[Part of a data file]
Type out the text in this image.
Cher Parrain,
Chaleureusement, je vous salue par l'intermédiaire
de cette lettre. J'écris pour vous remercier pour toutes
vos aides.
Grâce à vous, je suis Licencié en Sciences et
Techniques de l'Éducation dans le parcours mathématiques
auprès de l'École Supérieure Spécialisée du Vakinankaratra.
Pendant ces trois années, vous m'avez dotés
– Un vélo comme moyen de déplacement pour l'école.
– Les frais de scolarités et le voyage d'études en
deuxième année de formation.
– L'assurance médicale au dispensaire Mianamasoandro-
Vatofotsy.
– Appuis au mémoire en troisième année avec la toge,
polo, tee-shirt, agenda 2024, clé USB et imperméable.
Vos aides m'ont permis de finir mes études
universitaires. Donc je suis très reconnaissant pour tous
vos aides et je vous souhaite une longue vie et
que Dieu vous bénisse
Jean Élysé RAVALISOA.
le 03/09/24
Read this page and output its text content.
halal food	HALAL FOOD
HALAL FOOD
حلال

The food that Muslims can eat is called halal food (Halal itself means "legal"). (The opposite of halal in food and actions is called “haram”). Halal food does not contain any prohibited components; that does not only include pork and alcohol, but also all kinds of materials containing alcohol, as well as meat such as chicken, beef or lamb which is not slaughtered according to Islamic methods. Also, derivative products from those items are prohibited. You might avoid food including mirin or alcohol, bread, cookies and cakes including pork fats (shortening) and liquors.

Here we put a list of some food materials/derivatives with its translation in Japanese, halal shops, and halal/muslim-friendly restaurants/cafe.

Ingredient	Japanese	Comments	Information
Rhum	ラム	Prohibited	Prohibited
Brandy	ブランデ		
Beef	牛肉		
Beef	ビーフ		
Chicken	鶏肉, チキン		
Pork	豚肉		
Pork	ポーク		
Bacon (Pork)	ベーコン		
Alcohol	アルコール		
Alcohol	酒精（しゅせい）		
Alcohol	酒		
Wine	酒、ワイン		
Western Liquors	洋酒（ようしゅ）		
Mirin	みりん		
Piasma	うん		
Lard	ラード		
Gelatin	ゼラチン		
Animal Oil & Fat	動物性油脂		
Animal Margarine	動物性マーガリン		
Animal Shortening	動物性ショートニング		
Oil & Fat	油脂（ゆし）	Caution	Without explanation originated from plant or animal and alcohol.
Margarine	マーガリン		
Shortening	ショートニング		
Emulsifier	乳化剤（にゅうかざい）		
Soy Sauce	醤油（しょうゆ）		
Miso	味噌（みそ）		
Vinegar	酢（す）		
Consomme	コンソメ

What is needed:
Every line of the data above should be reproduced word for word.

Final result:
Type out the text in this image.
Cher Parrain,
Chaleureusement, je vous salue par l'intermédiaire
de cette lettre. J'écris pour vous remercier pour toutes
vos aides.
Grâce à vous, je suis Licencié en Sciences et
Techniques de l'Éducation dans le parcours mathématiques
auprès de l'École Supérieure Spécialisée du Vakinankaratra.
Pendant ces trois années, vous m'avez dotés
– Un vélo comme moyen de déplacement pour l'école.
– Les frais de scolarités et le voyage d'études en
deuxième année de formation.
– L'assurance médicale au dispensaire Mianamasoandro-
Vatofotsy.
– Appuis au mémoire en troisième année avec la toge,
polo, tee-shirt, agenda 2024, clé USB et imperméable.
Vos aides m'ont permis de finir mes études
universitaires. Donc je suis très reconnaissant pour tous
vos aides et je vous souhaite une longue vie et
que Dieu vous bénisse
Jean Élysé RAVALISOA.
le 03/09/24
Read this page and output its text content.
halal food	HALAL FOOD
HALAL FOOD
حلال

The food that Muslims can eat is called halal food (Halal itself means "legal"). (The opposite of halal in food and actions is called “haram”). Halal food does not contain any prohibited components; that does not only include pork and alcohol, but also all kinds of materials containing alcohol, as well as meat such as chicken, beef or lamb which is not slaughtered according to Islamic methods. Also, derivative products from those items are prohibited. You might avoid food including mirin or alcohol, bread, cookies and cakes including pork fats (shortening) and liquors.

Here we put a list of some food materials/derivatives with its translation in Japanese, halal shops, and halal/muslim-friendly restaurants/cafe.

Ingredient	Japanese	Comments	Information
Rhum	ラム	Prohibited	Prohibited
Brandy	ブランデ		
Beef	牛肉		
Beef	ビーフ		
Chicken	鶏肉, チキン		
Pork	豚肉		
Pork	ポーク		
Bacon (Pork)	ベーコン		
Alcohol	アルコール		
Alcohol	酒精（しゅせい）		
Alcohol	酒		
Wine	酒、ワイン		
Western Liquors	洋酒（ようしゅ）		
Mirin	みりん		
Piasma	うん		
Lard	ラード		
Gelatin	ゼラチン		
Animal Oil & Fat	動物性油脂		
Animal Margarine	動物性マーガリン		
Animal Shortening	動物性ショートニング		
Oil & Fat	油脂（ゆし）	Caution	Without explanation originated from plant or animal and alcohol.
Margarine	マーガリン		
Shortening	ショートニング		
Emulsifier	乳化剤（にゅうかざい）		
Soy Sauce	醤油（しょうゆ）		
Miso	味噌（みそ）		
Vinegar	酢（す）		
Consomme	コンソメ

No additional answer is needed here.